↓
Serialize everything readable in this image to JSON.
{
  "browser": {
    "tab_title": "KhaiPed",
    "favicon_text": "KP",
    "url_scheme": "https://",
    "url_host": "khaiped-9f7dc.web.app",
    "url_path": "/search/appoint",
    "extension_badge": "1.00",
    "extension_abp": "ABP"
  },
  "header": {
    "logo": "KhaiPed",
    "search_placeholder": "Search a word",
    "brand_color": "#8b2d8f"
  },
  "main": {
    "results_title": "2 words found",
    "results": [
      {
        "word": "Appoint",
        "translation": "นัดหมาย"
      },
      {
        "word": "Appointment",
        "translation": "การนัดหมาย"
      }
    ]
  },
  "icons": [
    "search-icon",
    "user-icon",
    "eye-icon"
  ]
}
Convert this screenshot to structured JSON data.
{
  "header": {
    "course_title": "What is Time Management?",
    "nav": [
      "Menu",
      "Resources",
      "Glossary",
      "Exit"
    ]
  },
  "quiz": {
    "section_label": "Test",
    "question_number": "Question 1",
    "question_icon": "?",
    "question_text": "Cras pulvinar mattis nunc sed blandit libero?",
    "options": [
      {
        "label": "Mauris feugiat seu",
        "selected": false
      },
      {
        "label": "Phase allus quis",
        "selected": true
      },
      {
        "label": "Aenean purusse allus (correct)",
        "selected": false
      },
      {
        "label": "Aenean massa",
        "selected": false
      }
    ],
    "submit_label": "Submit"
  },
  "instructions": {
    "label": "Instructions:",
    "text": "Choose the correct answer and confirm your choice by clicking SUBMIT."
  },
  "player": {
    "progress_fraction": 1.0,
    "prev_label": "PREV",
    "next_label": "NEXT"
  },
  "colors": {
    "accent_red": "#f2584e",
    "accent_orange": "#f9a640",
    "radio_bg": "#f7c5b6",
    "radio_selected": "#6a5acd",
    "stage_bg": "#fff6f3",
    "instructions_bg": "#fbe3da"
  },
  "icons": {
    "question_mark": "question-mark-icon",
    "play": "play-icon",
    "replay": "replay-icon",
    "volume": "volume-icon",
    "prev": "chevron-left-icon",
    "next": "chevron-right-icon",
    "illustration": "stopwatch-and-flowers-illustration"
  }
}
↑
Set problem
Check each line of the data above for the string "this", then report how many lines have it, with no other words.

The answer
2